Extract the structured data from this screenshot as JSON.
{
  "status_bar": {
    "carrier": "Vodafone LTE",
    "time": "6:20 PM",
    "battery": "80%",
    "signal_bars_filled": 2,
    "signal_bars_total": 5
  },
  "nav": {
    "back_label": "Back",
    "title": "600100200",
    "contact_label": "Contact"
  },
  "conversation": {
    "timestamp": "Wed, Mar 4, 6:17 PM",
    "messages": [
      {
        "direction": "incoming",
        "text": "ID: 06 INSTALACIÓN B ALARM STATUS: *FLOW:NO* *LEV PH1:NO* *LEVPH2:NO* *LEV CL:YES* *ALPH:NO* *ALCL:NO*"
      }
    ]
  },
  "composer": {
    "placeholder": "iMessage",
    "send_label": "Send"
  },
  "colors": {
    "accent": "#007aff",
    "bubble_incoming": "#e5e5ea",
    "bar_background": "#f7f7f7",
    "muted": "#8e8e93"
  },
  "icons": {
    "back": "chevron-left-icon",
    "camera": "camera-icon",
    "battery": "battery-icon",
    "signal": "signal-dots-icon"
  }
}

TASK DIRECTIONS
What is needed here is an exact reproduction of all the entries.

CORRECT RESULT
Extract the structured data from this screenshot as JSON.
{
  "status_bar": {
    "carrier": "Vodafone LTE",
    "time": "6:20 PM",
    "battery": "80%",
    "signal_bars_filled": 2,
    "signal_bars_total": 5
  },
  "nav": {
    "back_label": "Back",
    "title": "600100200",
    "contact_label": "Contact"
  },
  "conversation": {
    "timestamp": "Wed, Mar 4, 6:17 PM",
    "messages": [
      {
        "direction": "incoming",
        "text": "ID: 06 INSTALACIÓN B ALARM STATUS: *FLOW:NO* *LEV PH1:NO* *LEVPH2:NO* *LEV CL:YES* *ALPH:NO* *ALCL:NO*"
      }
    ]
  },
  "composer": {
    "placeholder": "iMessage",
    "send_label": "Send"
  },
  "colors": {
    "accent": "#007aff",
    "bubble_incoming": "#e5e5ea",
    "bar_background": "#f7f7f7",
    "muted": "#8e8e93"
  },
  "icons": {
    "back": "chevron-left-icon",
    "camera": "camera-icon",
    "battery": "battery-icon",
    "signal": "signal-dots-icon"
  }
}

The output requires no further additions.